TASK REQUIREMENTS:
Search the material for the string "Southern", then return every line where it is found.

-- begin SUPPLIED INFORMATION --

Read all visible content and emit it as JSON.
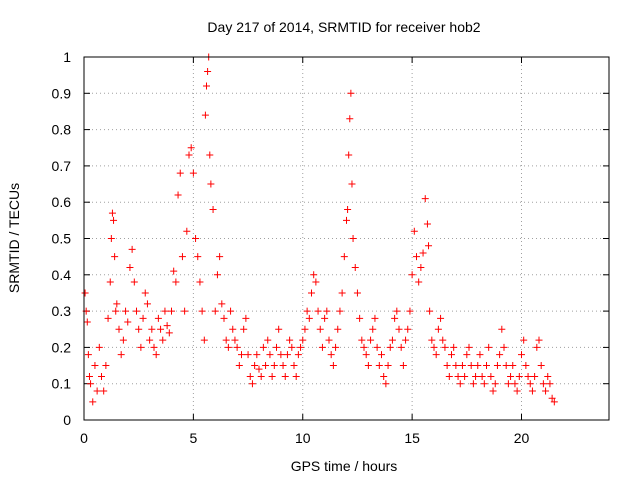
{
  "chart_data": {
    "type": "scatter",
    "title": "Day 217 of 2014, SRMTID for receiver hob2",
    "xlabel": "GPS time / hours",
    "ylabel": "SRMTID / TECUs",
    "xlim": [
      0,
      24
    ],
    "ylim": [
      0,
      1
    ],
    "xticks": [
      "0",
      "5",
      "10",
      "15",
      "20"
    ],
    "xtick_values": [
      0,
      5,
      10,
      15,
      20
    ],
    "yticks": [
      "0",
      "0.1",
      "0.2",
      "0.3",
      "0.4",
      "0.5",
      "0.6",
      "0.7",
      "0.8",
      "0.9",
      "1"
    ],
    "ytick_values": [
      0,
      0.1,
      0.2,
      0.3,
      0.4,
      0.5,
      0.6,
      0.7,
      0.8,
      0.9,
      1.0
    ],
    "grid": true,
    "marker": "+",
    "color": "#ff0000",
    "series": [
      {
        "name": "SRMTID",
        "x": [
          0.05,
          0.1,
          0.15,
          0.2,
          0.25,
          0.3,
          0.4,
          0.5,
          0.6,
          0.7,
          0.8,
          0.9,
          1.0,
          1.1,
          1.2,
          1.25,
          1.3,
          1.35,
          1.4,
          1.45,
          1.5,
          1.6,
          1.7,
          1.8,
          1.9,
          2.0,
          2.1,
          2.2,
          2.3,
          2.4,
          2.5,
          2.6,
          2.7,
          2.8,
          2.9,
          3.0,
          3.1,
          3.2,
          3.3,
          3.4,
          3.5,
          3.6,
          3.7,
          3.8,
          3.9,
          4.0,
          4.1,
          4.2,
          4.3,
          4.4,
          4.5,
          4.6,
          4.7,
          4.8,
          4.9,
          5.0,
          5.1,
          5.2,
          5.3,
          5.4,
          5.5,
          5.55,
          5.6,
          5.65,
          5.7,
          5.75,
          5.8,
          5.9,
          6.0,
          6.1,
          6.2,
          6.3,
          6.4,
          6.5,
          6.6,
          6.7,
          6.8,
          6.9,
          7.0,
          7.1,
          7.2,
          7.3,
          7.4,
          7.5,
          7.6,
          7.7,
          7.8,
          7.9,
          8.0,
          8.1,
          8.2,
          8.3,
          8.4,
          8.5,
          8.6,
          8.7,
          8.8,
          8.9,
          9.0,
          9.1,
          9.2,
          9.3,
          9.4,
          9.5,
          9.6,
          9.7,
          9.8,
          9.9,
          10.0,
          10.1,
          10.2,
          10.3,
          10.4,
          10.5,
          10.6,
          10.7,
          10.8,
          10.9,
          11.0,
          11.1,
          11.2,
          11.3,
          11.4,
          11.5,
          11.6,
          11.7,
          11.8,
          11.9,
          12.0,
          12.05,
          12.1,
          12.15,
          12.2,
          12.25,
          12.3,
          12.4,
          12.5,
          12.6,
          12.7,
          12.8,
          12.9,
          13.0,
          13.1,
          13.2,
          13.3,
          13.4,
          13.5,
          13.6,
          13.7,
          13.8,
          13.9,
          14.0,
          14.1,
          14.2,
          14.3,
          14.4,
          14.5,
          14.6,
          14.7,
          14.8,
          14.9,
          15.0,
          15.1,
          15.2,
          15.3,
          15.4,
          15.5,
          15.6,
          15.7,
          15.75,
          15.8,
          15.9,
          16.0,
          16.1,
          16.2,
          16.3,
          16.4,
          16.5,
          16.6,
          16.7,
          16.8,
          16.9,
          17.0,
          17.1,
          17.2,
          17.3,
          17.4,
          17.5,
          17.6,
          17.7,
          17.8,
          17.9,
          18.0,
          18.1,
          18.2,
          18.3,
          18.4,
          18.5,
          18.6,
          18.7,
          18.8,
          18.9,
          19.0,
          19.1,
          19.2,
          19.3,
          19.4,
          19.5,
          19.6,
          19.7,
          19.8,
          19.9,
          20.0,
          20.1,
          20.2,
          20.3,
          20.4,
          20.5,
          20.6,
          20.7,
          20.8,
          20.9,
          21.0,
          21.1,
          21.2,
          21.3,
          21.4,
          21.5
        ],
        "y": [
          0.35,
          0.3,
          0.27,
          0.18,
          0.12,
          0.1,
          0.05,
          0.15,
          0.08,
          0.2,
          0.12,
          0.08,
          0.15,
          0.28,
          0.38,
          0.5,
          0.57,
          0.55,
          0.45,
          0.3,
          0.32,
          0.25,
          0.18,
          0.22,
          0.3,
          0.27,
          0.42,
          0.47,
          0.38,
          0.3,
          0.25,
          0.2,
          0.28,
          0.35,
          0.32,
          0.22,
          0.25,
          0.2,
          0.18,
          0.28,
          0.25,
          0.22,
          0.3,
          0.26,
          0.24,
          0.3,
          0.41,
          0.38,
          0.62,
          0.68,
          0.45,
          0.3,
          0.52,
          0.73,
          0.75,
          0.68,
          0.5,
          0.45,
          0.38,
          0.3,
          0.22,
          0.84,
          0.92,
          0.96,
          1.0,
          0.73,
          0.65,
          0.58,
          0.3,
          0.4,
          0.45,
          0.32,
          0.28,
          0.22,
          0.2,
          0.3,
          0.25,
          0.22,
          0.2,
          0.15,
          0.18,
          0.25,
          0.28,
          0.18,
          0.12,
          0.1,
          0.15,
          0.18,
          0.14,
          0.12,
          0.2,
          0.15,
          0.22,
          0.18,
          0.12,
          0.15,
          0.2,
          0.25,
          0.18,
          0.15,
          0.12,
          0.18,
          0.22,
          0.2,
          0.15,
          0.12,
          0.18,
          0.2,
          0.22,
          0.25,
          0.3,
          0.28,
          0.35,
          0.4,
          0.38,
          0.3,
          0.25,
          0.2,
          0.28,
          0.3,
          0.22,
          0.18,
          0.15,
          0.2,
          0.25,
          0.3,
          0.35,
          0.45,
          0.55,
          0.58,
          0.73,
          0.83,
          0.9,
          0.65,
          0.5,
          0.42,
          0.35,
          0.28,
          0.22,
          0.2,
          0.18,
          0.15,
          0.22,
          0.25,
          0.28,
          0.2,
          0.15,
          0.18,
          0.12,
          0.1,
          0.15,
          0.2,
          0.22,
          0.28,
          0.3,
          0.25,
          0.2,
          0.15,
          0.22,
          0.25,
          0.3,
          0.4,
          0.52,
          0.45,
          0.38,
          0.42,
          0.46,
          0.61,
          0.54,
          0.48,
          0.3,
          0.22,
          0.2,
          0.18,
          0.25,
          0.28,
          0.22,
          0.2,
          0.15,
          0.12,
          0.18,
          0.2,
          0.15,
          0.12,
          0.1,
          0.15,
          0.12,
          0.18,
          0.2,
          0.15,
          0.1,
          0.12,
          0.15,
          0.18,
          0.12,
          0.1,
          0.15,
          0.2,
          0.12,
          0.08,
          0.1,
          0.15,
          0.18,
          0.25,
          0.2,
          0.15,
          0.1,
          0.12,
          0.15,
          0.1,
          0.08,
          0.12,
          0.18,
          0.22,
          0.15,
          0.12,
          0.1,
          0.08,
          0.12,
          0.2,
          0.22,
          0.15,
          0.1,
          0.08,
          0.12,
          0.1,
          0.06,
          0.05
        ]
      }
    ]
  }
}
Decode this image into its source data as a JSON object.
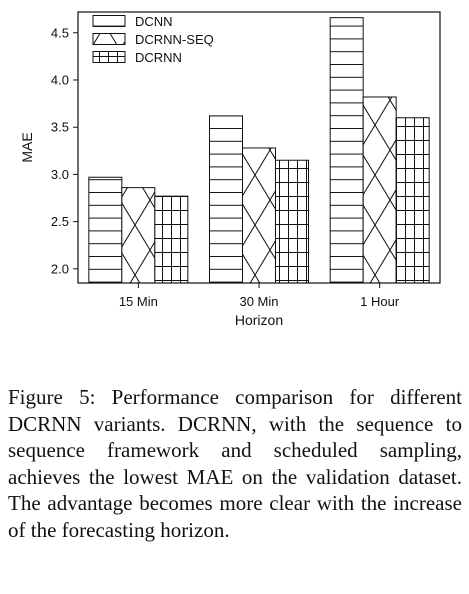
{
  "chart_data": {
    "type": "bar",
    "categories": [
      "15 Min",
      "30 Min",
      "1 Hour"
    ],
    "series": [
      {
        "name": "DCNN",
        "pattern": "horizontal-lines",
        "values": [
          2.97,
          3.62,
          4.66
        ]
      },
      {
        "name": "DCRNN-SEQ",
        "pattern": "crosshatch",
        "values": [
          2.86,
          3.28,
          3.82
        ]
      },
      {
        "name": "DCRNN",
        "pattern": "grid",
        "values": [
          2.77,
          3.15,
          3.6
        ]
      }
    ],
    "xlabel": "Horizon",
    "ylabel": "MAE",
    "ylim": [
      1.85,
      4.72
    ],
    "yticks": [
      "2.0",
      "2.5",
      "3.0",
      "3.5",
      "4.0",
      "4.5"
    ],
    "legend_position": "top-left",
    "grid": false
  },
  "caption": "Figure 5: Performance comparison for different DCRNN variants. DCRNN, with the sequence to sequence framework and scheduled sampling, achieves the lowest MAE on the validation dataset. The advantage becomes more clear with the increase of the forecasting horizon.",
  "colors": {
    "line": "#111111",
    "background": "#ffffff"
  }
}
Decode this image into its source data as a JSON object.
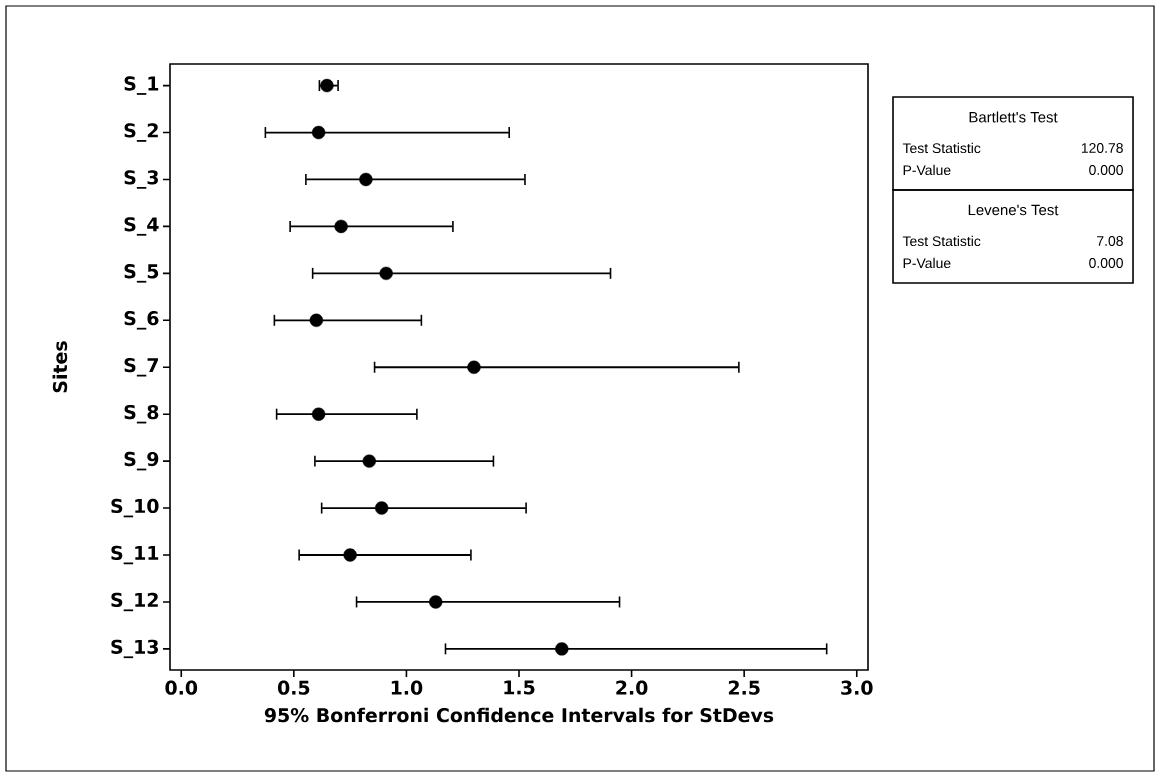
{
  "chart_data": {
    "type": "scatter",
    "orientation": "horizontal",
    "xlabel": "95% Bonferroni Confidence Intervals for StDevs",
    "ylabel": "Sites",
    "categories": [
      "S_1",
      "S_2",
      "S_3",
      "S_4",
      "S_5",
      "S_6",
      "S_7",
      "S_8",
      "S_9",
      "S_10",
      "S_11",
      "S_12",
      "S_13"
    ],
    "values": [
      0.647,
      0.61,
      0.82,
      0.71,
      0.91,
      0.6,
      1.3,
      0.61,
      0.835,
      0.89,
      0.75,
      1.13,
      1.69
    ],
    "errors": [
      [
        0.61,
        0.7
      ],
      [
        0.37,
        1.46
      ],
      [
        0.55,
        1.53
      ],
      [
        0.48,
        1.21
      ],
      [
        0.58,
        1.91
      ],
      [
        0.41,
        1.07
      ],
      [
        0.855,
        2.48
      ],
      [
        0.42,
        1.05
      ],
      [
        0.59,
        1.39
      ],
      [
        0.62,
        1.535
      ],
      [
        0.52,
        1.29
      ],
      [
        0.775,
        1.95
      ],
      [
        1.17,
        2.87
      ]
    ],
    "color": "#000000",
    "marker": "circle",
    "xlim": [
      -0.05,
      3.05
    ],
    "xticks": [
      {
        "value": 0,
        "label": "0.0"
      },
      0.5,
      {
        "value": 1,
        "label": "1.0"
      },
      1.5,
      {
        "value": 2,
        "label": "2.0"
      },
      2.5,
      {
        "value": 3,
        "label": "3.0"
      }
    ],
    "annotations": [
      "Bartlett's Test",
      "Test Statistic",
      "120.78",
      "P-Value",
      "0.000",
      "Levene's Test",
      "Test Statistic",
      "7.08",
      "P-Value",
      "0.000"
    ]
  }
}
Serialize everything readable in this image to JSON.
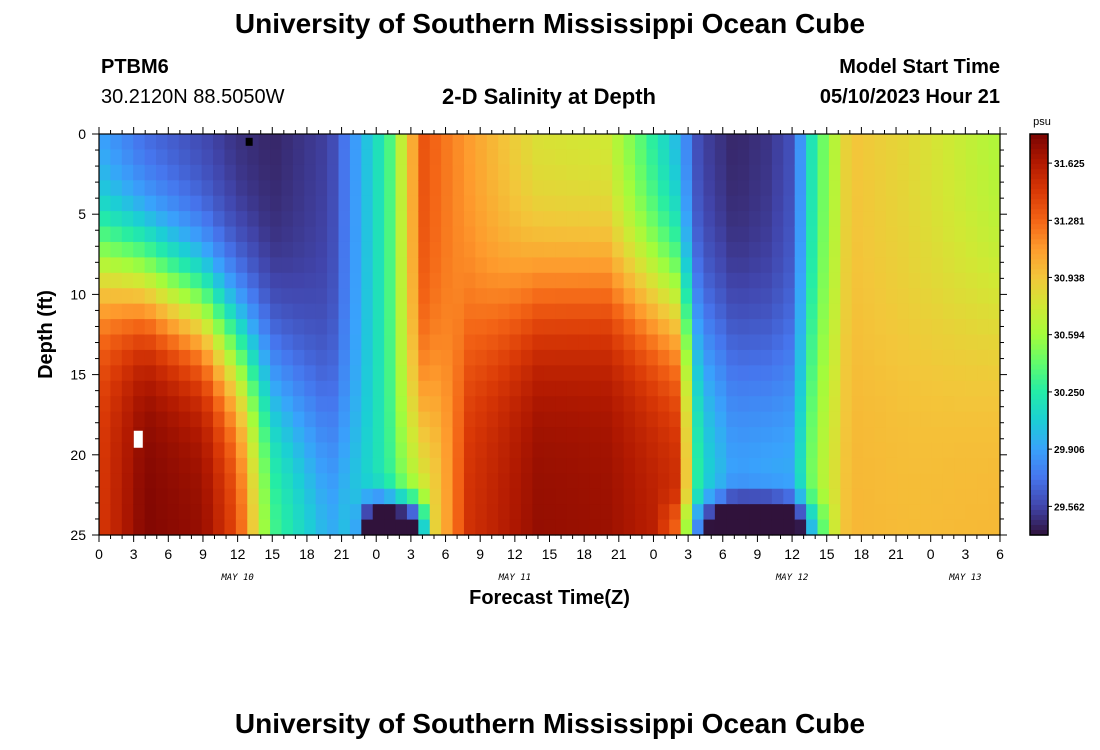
{
  "header": {
    "title": "University of Southern Mississippi Ocean Cube",
    "station_id": "PTBM6",
    "station_coords": "30.2120N  88.5050W",
    "plot_title": "2-D Salinity at Depth",
    "model_start_label": "Model Start Time",
    "model_start_value": "05/10/2023 Hour 21"
  },
  "footer": {
    "title": "University of Southern Mississippi Ocean Cube"
  },
  "chart_data": {
    "type": "heatmap",
    "title": "2-D Salinity at Depth",
    "xlabel": "Forecast Time(Z)",
    "ylabel": "Depth (ft)",
    "x_tick_labels": [
      "0",
      "3",
      "6",
      "9",
      "12",
      "15",
      "18",
      "21",
      "0",
      "3",
      "6",
      "9",
      "12",
      "15",
      "18",
      "21",
      "0",
      "3",
      "6",
      "9",
      "12",
      "15",
      "18",
      "21",
      "0",
      "3",
      "6"
    ],
    "x_range_hours": [
      0,
      78
    ],
    "day_labels": [
      {
        "label": "MAY 10",
        "hour": 12
      },
      {
        "label": "MAY 11",
        "hour": 36
      },
      {
        "label": "MAY 12",
        "hour": 60
      },
      {
        "label": "MAY 13",
        "hour": 75
      }
    ],
    "y_tick_labels": [
      "0",
      "5",
      "10",
      "15",
      "20",
      "25"
    ],
    "y_range_ft": [
      0,
      25
    ],
    "colorbar": {
      "unit": "psu",
      "tick_labels": [
        "31.625",
        "31.281",
        "30.938",
        "30.594",
        "30.250",
        "29.906",
        "29.562"
      ],
      "range": [
        29.39,
        31.8
      ]
    },
    "colormap": [
      "#30123b",
      "#4145ab",
      "#4675ed",
      "#39a2fc",
      "#1bcfd4",
      "#24eca6",
      "#61fc6c",
      "#a4fc3b",
      "#d1e834",
      "#f3c63a",
      "#fe9b2d",
      "#f36315",
      "#d93806",
      "#b11901",
      "#7a0402"
    ],
    "field_model": {
      "note": "salinity (psu) as function of forecast hour t and depth d (ft); reconstructed from the image",
      "times": [
        0,
        4,
        9,
        12,
        15,
        20,
        25,
        28,
        32,
        38,
        44,
        50,
        52,
        55,
        58,
        60,
        62,
        65,
        70,
        78
      ],
      "surface": [
        29.85,
        29.65,
        29.55,
        29.48,
        29.45,
        29.55,
        30.3,
        31.35,
        31.1,
        30.78,
        30.73,
        29.95,
        29.55,
        29.45,
        29.5,
        29.6,
        30.3,
        30.95,
        30.85,
        30.62
      ],
      "bottom": [
        31.45,
        31.78,
        31.72,
        31.4,
        30.4,
        30.0,
        30.25,
        30.6,
        31.5,
        31.72,
        31.7,
        31.55,
        30.2,
        29.95,
        30.0,
        30.0,
        30.6,
        31.0,
        30.98,
        31.0
      ],
      "transition_depth_ft": [
        8,
        9,
        11,
        13.5,
        15.5,
        18.5,
        20,
        18,
        13,
        10,
        9.5,
        10.5,
        13,
        14,
        15,
        15,
        14,
        13,
        12,
        11
      ],
      "transition_width_ft": [
        2.5,
        2.5,
        2.6,
        2.8,
        3.2,
        3.5,
        3.5,
        3.2,
        3.0,
        2.8,
        2.8,
        3.0,
        3.2,
        3.4,
        3.4,
        3.4,
        3.4,
        3.4,
        3.4,
        3.4
      ],
      "deep_layer": {
        "times": [
          0,
          22,
          24,
          27,
          29,
          48,
          52,
          55,
          58,
          60,
          62,
          64,
          78
        ],
        "values": [
          0,
          0,
          -1.3,
          -1.4,
          0,
          0,
          -0.5,
          -1.3,
          -1.4,
          -1.0,
          -0.4,
          0,
          0
        ],
        "center_ft": 24.5,
        "sigma_ft": 1.6
      },
      "grid": {
        "nt": 79,
        "nd": 26
      }
    },
    "markers": [
      {
        "type": "black-square",
        "hour": 13.0,
        "depth_ft": 0.3
      },
      {
        "type": "white-rect",
        "hour": 3.4,
        "depth_ft": 19.0
      }
    ]
  }
}
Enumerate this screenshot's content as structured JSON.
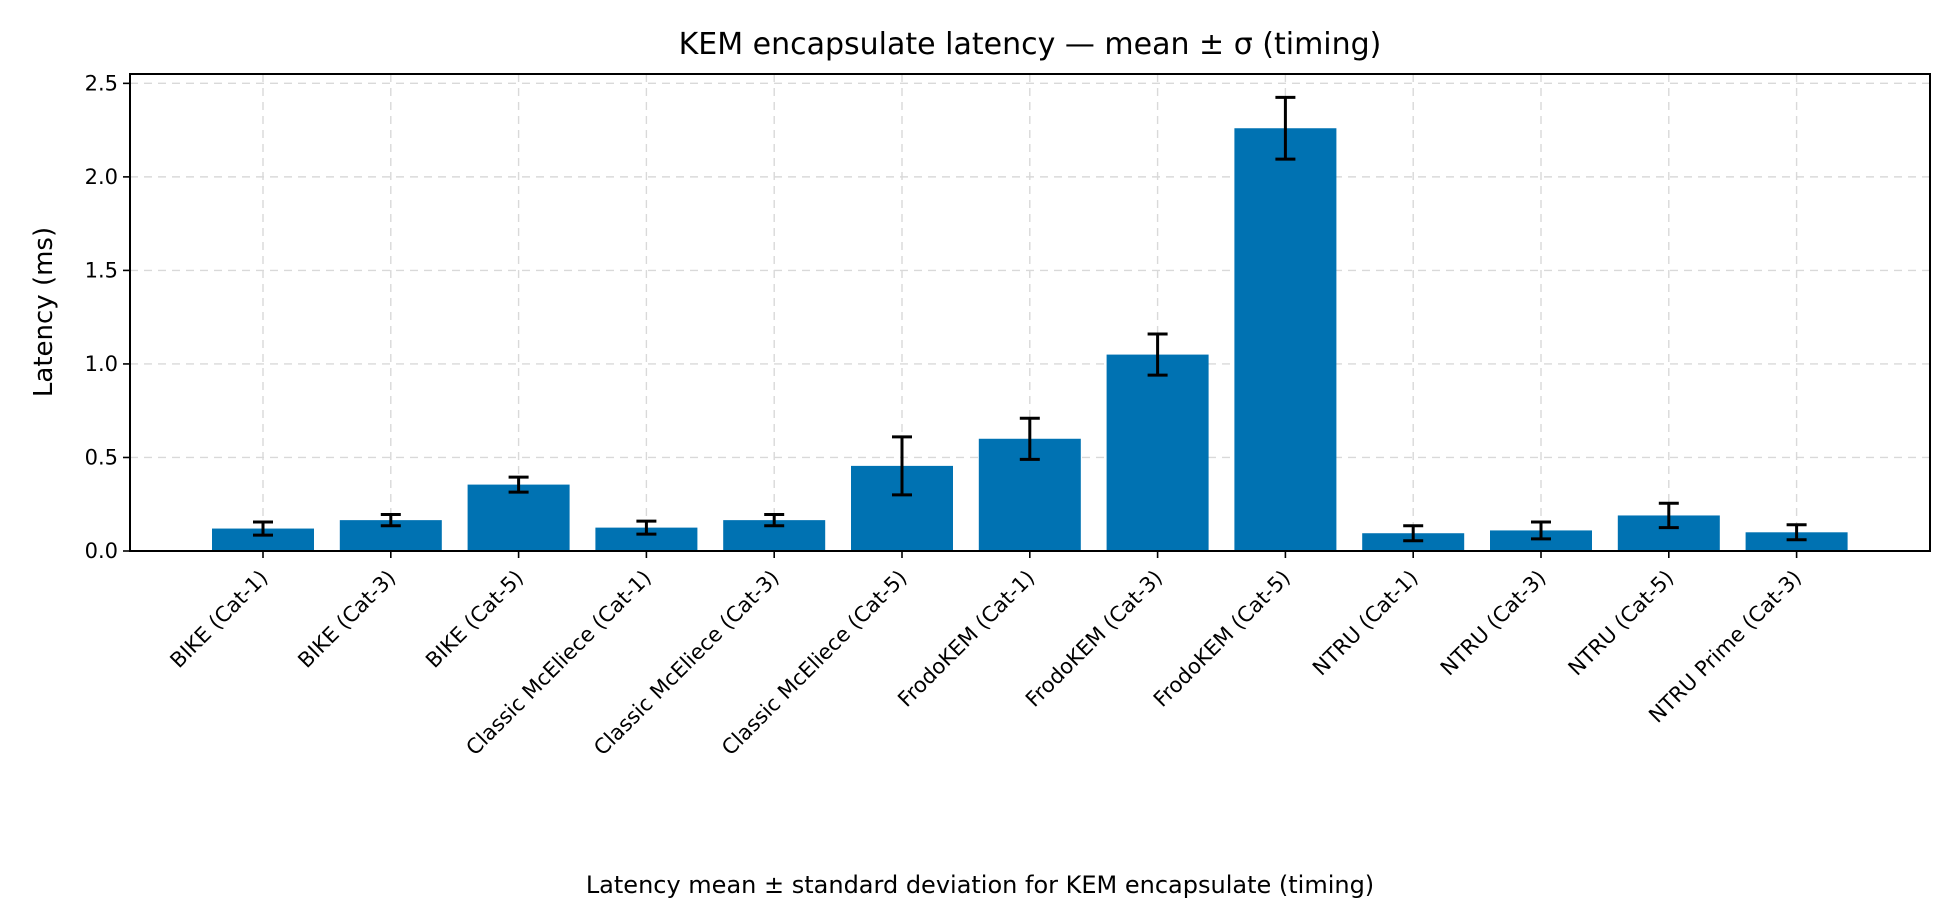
{
  "chart_data": {
    "type": "bar",
    "title": "KEM encapsulate latency — mean ± σ (timing)",
    "ylabel": "Latency (ms)",
    "xlabel": "",
    "caption": "Latency mean ± standard deviation for KEM encapsulate (timing)",
    "ylim": [
      0,
      2.55
    ],
    "yticks": [
      "0.0",
      "0.5",
      "1.0",
      "1.5",
      "2.0",
      "2.5"
    ],
    "yticks_values": [
      0,
      0.5,
      1.0,
      1.5,
      2.0,
      2.5
    ],
    "grid": true,
    "bar_color": "#0072b2",
    "categories": [
      "BIKE (Cat-1)",
      "BIKE (Cat-3)",
      "BIKE (Cat-5)",
      "Classic McEliece (Cat-1)",
      "Classic McEliece (Cat-3)",
      "Classic McEliece (Cat-5)",
      "FrodoKEM (Cat-1)",
      "FrodoKEM (Cat-3)",
      "FrodoKEM (Cat-5)",
      "NTRU (Cat-1)",
      "NTRU (Cat-3)",
      "NTRU (Cat-5)",
      "NTRU Prime (Cat-3)"
    ],
    "values": [
      0.12,
      0.165,
      0.355,
      0.125,
      0.165,
      0.455,
      0.6,
      1.05,
      2.26,
      0.095,
      0.11,
      0.19,
      0.1
    ],
    "errors": [
      0.035,
      0.03,
      0.04,
      0.035,
      0.03,
      0.155,
      0.11,
      0.11,
      0.165,
      0.04,
      0.045,
      0.065,
      0.04
    ]
  }
}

-- end SUPPLIED INFORMATION --

CORRECT OUTPUT:
    "title": "University of Southern Mississippi Ocean Cube",
    "title": "University of Southern Mississippi Ocean Cube"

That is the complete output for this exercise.